*** GIVEN PASSAGE

For the first four decades of Camp Lejeune's operations, from the 1940s through the 1970s, the water treatment processes used
there were essentially the same ones found in most cities across the country: filters removed particles, softeners reduced minerals, and chlorination killed microbes. There were no state or federal regulations for chemical contaminants until the late 1970s, after Congress passed the Safe Drinking Water Act in 1974 and the Environmental Protection Agency (
EPA
) started developing limits for various industrial pollutants that were turning up in drinking water around the nation. It was, after all, the chemical age in the decades following World War II. About all that was known about the thousands of new products brought to the market by new compounds and processes was that they greatly improved the quality of life for millions of people. As for the waste that these advancements produced, an “out of sight, out of mind” mentality prevailed across America. The pollution wasn't just from steel mills and paper mills and auto plants and other factories spewing emissions into the air and water and dumping hazardous waste on the land. Every owner of a car or truck with a tailpipe contributed to the smog that was choking America's cities by the 1970s, and every home equipped with a modern washing machine was sending to local waterways detergents that sucked up the oxygen in the water and harmed fish and wildlife.

Two of the most prevalent industrial pollutants in the postwar era were actually sister compounds, trichloroethylene (commonly called
TCE
) and tetrachloroethylene (also known as perchloroethylene, or
PCE
). Their use had exploded since their development as “the safety solvents” in the 1930s.
PCE
was used mainly as a cleaning agent, particularly in laundry operations, while
TCE
, a common degreaser, cleaning solvent, and paint thinner, was used in many industrial and commercial processes. The military was a major purchaser of
TCE
, using large quantities of the liquid solvent to remove grit and grime from planes, tanks, other vehicles, and weapons. And during the early decades of solvent use, it was
widely believed that dumping
TCE
and
PCE
on the ground had little or no environmental impact, as the chemicals would simply vaporize or become assimilated into the soil.

Until studies in the late 1970s and early 1980s began raising concerns about health effects from exposure to the solvents, there were no limits on their presence in drinking water. Manufacturers did not even provide guidelines for disposal. “There was no reason for industry or the military to focus in on
TCE
,
PCE
, or other chlorinated solvents prior to the later 1970s,” said a 2009 consultant's report to the US Department of Justice on waste-disposal practices at Camp Lejeune. “There were no prior reports of
TCE
or
PCE
groundwater contamination.

******

*WORK ITEM A*.
Answer these from the passage on Camp Lejeune's water:
(i) In what year did Congress pass the Safe Drinking Water Act?
(ii) What was PCE mainly used as?
(iii) To which agency was the 2009 consultant's report on waste-disposal practices at Camp Lejeune made?
*WORK ITEM B*.
Quote the stretch from "Two of the most" through "in the 1930s." in the passage on Camp Lejeune's water.
*WORK ITEM C*.
Extend the passage on Camp Lejeune's water past its final sentence.

*** RECORDS SHOWN

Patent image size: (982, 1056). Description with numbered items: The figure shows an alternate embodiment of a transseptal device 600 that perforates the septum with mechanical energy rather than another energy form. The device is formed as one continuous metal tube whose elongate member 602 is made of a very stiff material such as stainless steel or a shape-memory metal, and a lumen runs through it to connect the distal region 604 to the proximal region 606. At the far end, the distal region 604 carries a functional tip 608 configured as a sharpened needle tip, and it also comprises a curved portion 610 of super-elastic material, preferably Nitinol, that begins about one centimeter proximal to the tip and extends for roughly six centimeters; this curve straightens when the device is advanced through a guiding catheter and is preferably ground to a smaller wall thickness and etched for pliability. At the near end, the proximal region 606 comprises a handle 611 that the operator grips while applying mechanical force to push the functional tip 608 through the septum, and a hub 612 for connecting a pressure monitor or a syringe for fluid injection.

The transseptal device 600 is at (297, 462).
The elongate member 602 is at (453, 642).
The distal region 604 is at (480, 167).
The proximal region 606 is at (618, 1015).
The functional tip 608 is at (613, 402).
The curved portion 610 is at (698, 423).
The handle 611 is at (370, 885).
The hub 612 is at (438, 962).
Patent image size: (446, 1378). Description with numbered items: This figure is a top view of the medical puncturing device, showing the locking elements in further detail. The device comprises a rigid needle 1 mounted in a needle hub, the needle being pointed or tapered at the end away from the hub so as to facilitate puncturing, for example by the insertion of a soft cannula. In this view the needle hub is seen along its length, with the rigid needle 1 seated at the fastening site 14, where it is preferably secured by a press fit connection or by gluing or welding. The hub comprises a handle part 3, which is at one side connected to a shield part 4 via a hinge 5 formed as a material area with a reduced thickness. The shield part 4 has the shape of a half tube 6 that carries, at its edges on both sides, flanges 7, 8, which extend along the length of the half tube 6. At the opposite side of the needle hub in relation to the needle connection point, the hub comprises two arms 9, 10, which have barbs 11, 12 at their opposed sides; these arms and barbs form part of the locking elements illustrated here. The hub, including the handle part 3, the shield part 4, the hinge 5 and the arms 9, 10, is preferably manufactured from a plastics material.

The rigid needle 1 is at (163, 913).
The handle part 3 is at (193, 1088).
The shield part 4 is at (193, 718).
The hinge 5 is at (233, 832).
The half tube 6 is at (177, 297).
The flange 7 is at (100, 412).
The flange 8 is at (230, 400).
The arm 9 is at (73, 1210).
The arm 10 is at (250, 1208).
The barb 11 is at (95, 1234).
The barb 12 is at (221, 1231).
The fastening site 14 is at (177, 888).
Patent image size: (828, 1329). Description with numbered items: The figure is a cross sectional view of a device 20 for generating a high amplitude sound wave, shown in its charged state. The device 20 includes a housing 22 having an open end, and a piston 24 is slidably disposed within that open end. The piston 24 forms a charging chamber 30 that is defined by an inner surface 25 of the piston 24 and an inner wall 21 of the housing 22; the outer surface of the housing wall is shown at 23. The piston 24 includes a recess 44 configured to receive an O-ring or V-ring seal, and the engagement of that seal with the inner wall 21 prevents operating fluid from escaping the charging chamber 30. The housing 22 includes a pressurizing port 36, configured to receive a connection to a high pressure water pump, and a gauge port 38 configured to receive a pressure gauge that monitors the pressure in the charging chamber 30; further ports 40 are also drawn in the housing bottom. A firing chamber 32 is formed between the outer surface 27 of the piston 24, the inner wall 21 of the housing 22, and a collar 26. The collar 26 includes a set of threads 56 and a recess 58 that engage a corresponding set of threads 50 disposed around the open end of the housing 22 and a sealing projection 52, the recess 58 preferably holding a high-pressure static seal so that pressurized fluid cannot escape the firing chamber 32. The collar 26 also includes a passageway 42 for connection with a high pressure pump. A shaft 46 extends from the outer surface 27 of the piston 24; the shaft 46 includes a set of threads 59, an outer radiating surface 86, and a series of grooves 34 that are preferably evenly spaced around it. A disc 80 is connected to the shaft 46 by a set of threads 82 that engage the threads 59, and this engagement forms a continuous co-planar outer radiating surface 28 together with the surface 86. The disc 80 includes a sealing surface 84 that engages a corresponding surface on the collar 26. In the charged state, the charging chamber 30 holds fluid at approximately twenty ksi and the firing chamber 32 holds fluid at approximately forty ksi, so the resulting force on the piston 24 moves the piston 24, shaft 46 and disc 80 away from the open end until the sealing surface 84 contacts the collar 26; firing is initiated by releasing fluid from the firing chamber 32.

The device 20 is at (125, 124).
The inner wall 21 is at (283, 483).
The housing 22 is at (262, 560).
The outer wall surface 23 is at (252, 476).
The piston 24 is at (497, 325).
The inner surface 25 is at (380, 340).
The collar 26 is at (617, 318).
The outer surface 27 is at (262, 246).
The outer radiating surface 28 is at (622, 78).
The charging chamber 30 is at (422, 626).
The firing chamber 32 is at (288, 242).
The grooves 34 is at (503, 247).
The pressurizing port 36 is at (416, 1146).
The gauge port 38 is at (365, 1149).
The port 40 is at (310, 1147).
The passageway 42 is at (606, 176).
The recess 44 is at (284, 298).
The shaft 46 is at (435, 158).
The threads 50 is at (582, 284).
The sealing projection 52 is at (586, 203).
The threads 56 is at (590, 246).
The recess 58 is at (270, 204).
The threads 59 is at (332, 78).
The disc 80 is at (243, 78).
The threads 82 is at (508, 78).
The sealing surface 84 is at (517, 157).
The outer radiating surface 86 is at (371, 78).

******

*EXERCISE OUTPUT A*.
(i) 1974
(ii) A cleaning agent, particularly in laundry operations
(iii) The US Department of Justice

*EXERCISE OUTPUT B*.
Two of the most prevalent industrial pollutants in the postwar era were actually sister compounds, trichloroethylene (commonly called
TCE
) and tetrachloroethylene (also known as perchloroethylene, or
PCE
). Their use had exploded since their development as “the safety solvents” in the 1930s.

*EXERCISE OUTPUT C*.
TCE
and
PCE
were not regulated constituents.
TCE
was not considered a health risk.”
25

The same was true for benzene, which is today known as a highly toxic chemical found in gasoline and diesel fuel. But until the mid-1980s, there were no safety limits for benzene in drinking water; the compound was considered to be ubiquitous in the environment.

Dumping chemicals and other toxic wastes was common practice at military bases across the country in the decades after World War II. Before he came to Camp Lejeune as an environmental worker in 1979, Danny Sharpe spent time at the Cherry Point Marine Corps Air Station in New Bern, North Carolina, just north of Camp Lejeune. He remembered a clearing in the woods at that base that had two unlined pits, each about thirty feet long by thirty feet wide and about twelve feet deep, where workers dumped chemical and other wastes on an almost daily basis. The smell was horrendous, he said.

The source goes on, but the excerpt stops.